#### AIM OF THE EXERCISE
Write out the entries below once more, exactly.

* * *

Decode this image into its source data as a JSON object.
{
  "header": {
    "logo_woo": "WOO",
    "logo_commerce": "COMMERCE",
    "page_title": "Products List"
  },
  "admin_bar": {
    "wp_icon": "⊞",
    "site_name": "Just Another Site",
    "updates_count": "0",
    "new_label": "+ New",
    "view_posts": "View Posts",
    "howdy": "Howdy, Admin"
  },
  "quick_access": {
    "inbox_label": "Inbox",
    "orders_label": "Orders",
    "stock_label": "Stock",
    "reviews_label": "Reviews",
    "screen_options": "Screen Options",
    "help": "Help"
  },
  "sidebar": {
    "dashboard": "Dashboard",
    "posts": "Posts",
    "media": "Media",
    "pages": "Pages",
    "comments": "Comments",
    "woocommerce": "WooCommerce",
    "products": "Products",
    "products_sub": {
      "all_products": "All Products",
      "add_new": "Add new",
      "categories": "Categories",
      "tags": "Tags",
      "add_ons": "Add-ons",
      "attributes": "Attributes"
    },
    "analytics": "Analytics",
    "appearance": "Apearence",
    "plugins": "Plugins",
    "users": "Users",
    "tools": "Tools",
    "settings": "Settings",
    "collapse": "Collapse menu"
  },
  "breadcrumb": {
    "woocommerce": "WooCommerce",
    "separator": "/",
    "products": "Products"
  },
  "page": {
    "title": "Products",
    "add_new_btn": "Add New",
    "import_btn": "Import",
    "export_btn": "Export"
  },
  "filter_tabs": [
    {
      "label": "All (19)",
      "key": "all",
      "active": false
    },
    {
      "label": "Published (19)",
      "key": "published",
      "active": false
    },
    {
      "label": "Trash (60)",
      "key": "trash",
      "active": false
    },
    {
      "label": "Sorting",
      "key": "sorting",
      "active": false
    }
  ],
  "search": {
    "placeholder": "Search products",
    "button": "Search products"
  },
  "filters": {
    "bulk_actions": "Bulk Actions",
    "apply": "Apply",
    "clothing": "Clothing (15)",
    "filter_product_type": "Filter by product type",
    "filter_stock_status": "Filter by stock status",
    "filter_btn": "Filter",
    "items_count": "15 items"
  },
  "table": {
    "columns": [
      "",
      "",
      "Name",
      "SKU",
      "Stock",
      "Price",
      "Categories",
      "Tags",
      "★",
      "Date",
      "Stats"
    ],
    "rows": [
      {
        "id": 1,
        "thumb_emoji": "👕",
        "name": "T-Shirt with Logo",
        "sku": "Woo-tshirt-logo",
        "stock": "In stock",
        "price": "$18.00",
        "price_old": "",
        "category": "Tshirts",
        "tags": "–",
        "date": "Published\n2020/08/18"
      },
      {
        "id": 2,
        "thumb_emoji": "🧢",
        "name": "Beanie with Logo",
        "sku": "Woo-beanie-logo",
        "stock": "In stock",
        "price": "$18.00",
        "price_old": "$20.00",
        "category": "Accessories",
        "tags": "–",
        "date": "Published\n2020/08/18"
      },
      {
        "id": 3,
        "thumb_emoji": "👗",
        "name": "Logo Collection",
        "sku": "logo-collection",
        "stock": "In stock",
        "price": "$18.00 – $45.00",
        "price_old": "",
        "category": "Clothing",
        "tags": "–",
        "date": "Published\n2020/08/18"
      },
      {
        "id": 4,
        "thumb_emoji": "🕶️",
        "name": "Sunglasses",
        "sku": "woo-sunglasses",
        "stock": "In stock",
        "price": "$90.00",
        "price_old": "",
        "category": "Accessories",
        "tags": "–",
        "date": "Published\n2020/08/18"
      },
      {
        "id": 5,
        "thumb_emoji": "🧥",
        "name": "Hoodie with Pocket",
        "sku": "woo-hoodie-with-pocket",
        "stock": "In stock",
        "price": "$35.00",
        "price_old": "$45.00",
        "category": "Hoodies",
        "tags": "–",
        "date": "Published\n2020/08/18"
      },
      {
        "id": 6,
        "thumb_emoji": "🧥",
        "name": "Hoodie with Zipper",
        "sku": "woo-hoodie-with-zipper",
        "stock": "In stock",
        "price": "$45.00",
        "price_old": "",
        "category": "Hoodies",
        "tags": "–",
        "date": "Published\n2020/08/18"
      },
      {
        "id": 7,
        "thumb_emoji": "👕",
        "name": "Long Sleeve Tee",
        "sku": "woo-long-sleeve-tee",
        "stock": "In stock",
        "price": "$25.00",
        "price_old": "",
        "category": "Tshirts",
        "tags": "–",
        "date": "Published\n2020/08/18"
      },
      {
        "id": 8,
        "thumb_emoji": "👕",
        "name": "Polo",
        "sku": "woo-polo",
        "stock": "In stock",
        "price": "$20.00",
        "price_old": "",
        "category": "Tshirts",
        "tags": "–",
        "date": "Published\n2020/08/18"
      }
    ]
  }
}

* * *

#### WRITTEN RESPONSE
Decode this image into its source data as a JSON object.
{
  "header": {
    "logo_woo": "WOO",
    "logo_commerce": "COMMERCE",
    "page_title": "Products List"
  },
  "admin_bar": {
    "wp_icon": "⊞",
    "site_name": "Just Another Site",
    "updates_count": "0",
    "new_label": "+ New",
    "view_posts": "View Posts",
    "howdy": "Howdy, Admin"
  },
  "quick_access": {
    "inbox_label": "Inbox",
    "orders_label": "Orders",
    "stock_label": "Stock",
    "reviews_label": "Reviews",
    "screen_options": "Screen Options",
    "help": "Help"
  },
  "sidebar": {
    "dashboard": "Dashboard",
    "posts": "Posts",
    "media": "Media",
    "pages": "Pages",
    "comments": "Comments",
    "woocommerce": "WooCommerce",
    "products": "Products",
    "products_sub": {
      "all_products": "All Products",
      "add_new": "Add new",
      "categories": "Categories",
      "tags": "Tags",
      "add_ons": "Add-ons",
      "attributes": "Attributes"
    },
    "analytics": "Analytics",
    "appearance": "Apearence",
    "plugins": "Plugins",
    "users": "Users",
    "tools": "Tools",
    "settings": "Settings",
    "collapse": "Collapse menu"
  },
  "breadcrumb": {
    "woocommerce": "WooCommerce",
    "separator": "/",
    "products": "Products"
  },
  "page": {
    "title": "Products",
    "add_new_btn": "Add New",
    "import_btn": "Import",
    "export_btn": "Export"
  },
  "filter_tabs": [
    {
      "label": "All (19)",
      "key": "all",
      "active": false
    },
    {
      "label": "Published (19)",
      "key": "published",
      "active": false
    },
    {
      "label": "Trash (60)",
      "key": "trash",
      "active": false
    },
    {
      "label": "Sorting",
      "key": "sorting",
      "active": false
    }
  ],
  "search": {
    "placeholder": "Search products",
    "button": "Search products"
  },
  "filters": {
    "bulk_actions": "Bulk Actions",
    "apply": "Apply",
    "clothing": "Clothing (15)",
    "filter_product_type": "Filter by product type",
    "filter_stock_status": "Filter by stock status",
    "filter_btn": "Filter",
    "items_count": "15 items"
  },
  "table": {
    "columns": [
      "",
      "",
      "Name",
      "SKU",
      "Stock",
      "Price",
      "Categories",
      "Tags",
      "★",
      "Date",
      "Stats"
    ],
    "rows": [
      {
        "id": 1,
        "thumb_emoji": "👕",
        "name": "T-Shirt with Logo",
        "sku": "Woo-tshirt-logo",
        "stock": "In stock",
        "price": "$18.00",
        "price_old": "",
        "category": "Tshirts",
        "tags": "–",
        "date": "Published\n2020/08/18"
      },
      {
        "id": 2,
        "thumb_emoji": "🧢",
        "name": "Beanie with Logo",
        "sku": "Woo-beanie-logo",
        "stock": "In stock",
        "price": "$18.00",
        "price_old": "$20.00",
        "category": "Accessories",
        "tags": "–",
        "date": "Published\n2020/08/18"
      },
      {
        "id": 3,
        "thumb_emoji": "👗",
        "name": "Logo Collection",
        "sku": "logo-collection",
        "stock": "In stock",
        "price": "$18.00 – $45.00",
        "price_old": "",
        "category": "Clothing",
        "tags": "–",
        "date": "Published\n2020/08/18"
      },
      {
        "id": 4,
        "thumb_emoji": "🕶️",
        "name": "Sunglasses",
        "sku": "woo-sunglasses",
        "stock": "In stock",
        "price": "$90.00",
        "price_old": "",
        "category": "Accessories",
        "tags": "–",
        "date": "Published\n2020/08/18"
      },
      {
        "id": 5,
        "thumb_emoji": "🧥",
        "name": "Hoodie with Pocket",
        "sku": "woo-hoodie-with-pocket",
        "stock": "In stock",
        "price": "$35.00",
        "price_old": "$45.00",
        "category": "Hoodies",
        "tags": "–",
        "date": "Published\n2020/08/18"
      },
      {
        "id": 6,
        "thumb_emoji": "🧥",
        "name": "Hoodie with Zipper",
        "sku": "woo-hoodie-with-zipper",
        "stock": "In stock",
        "price": "$45.00",
        "price_old": "",
        "category": "Hoodies",
        "tags": "–",
        "date": "Published\n2020/08/18"
      },
      {
        "id": 7,
        "thumb_emoji": "👕",
        "name": "Long Sleeve Tee",
        "sku": "woo-long-sleeve-tee",
        "stock": "In stock",
        "price": "$25.00",
        "price_old": "",
        "category": "Tshirts",
        "tags": "–",
        "date": "Published\n2020/08/18"
      },
      {
        "id": 8,
        "thumb_emoji": "👕",
        "name": "Polo",
        "sku": "woo-polo",
        "stock": "In stock",
        "price": "$20.00",
        "price_old": "",
        "category": "Tshirts",
        "tags": "–",
        "date": "Published\n2020/08/18"
      }
    ]
  }
}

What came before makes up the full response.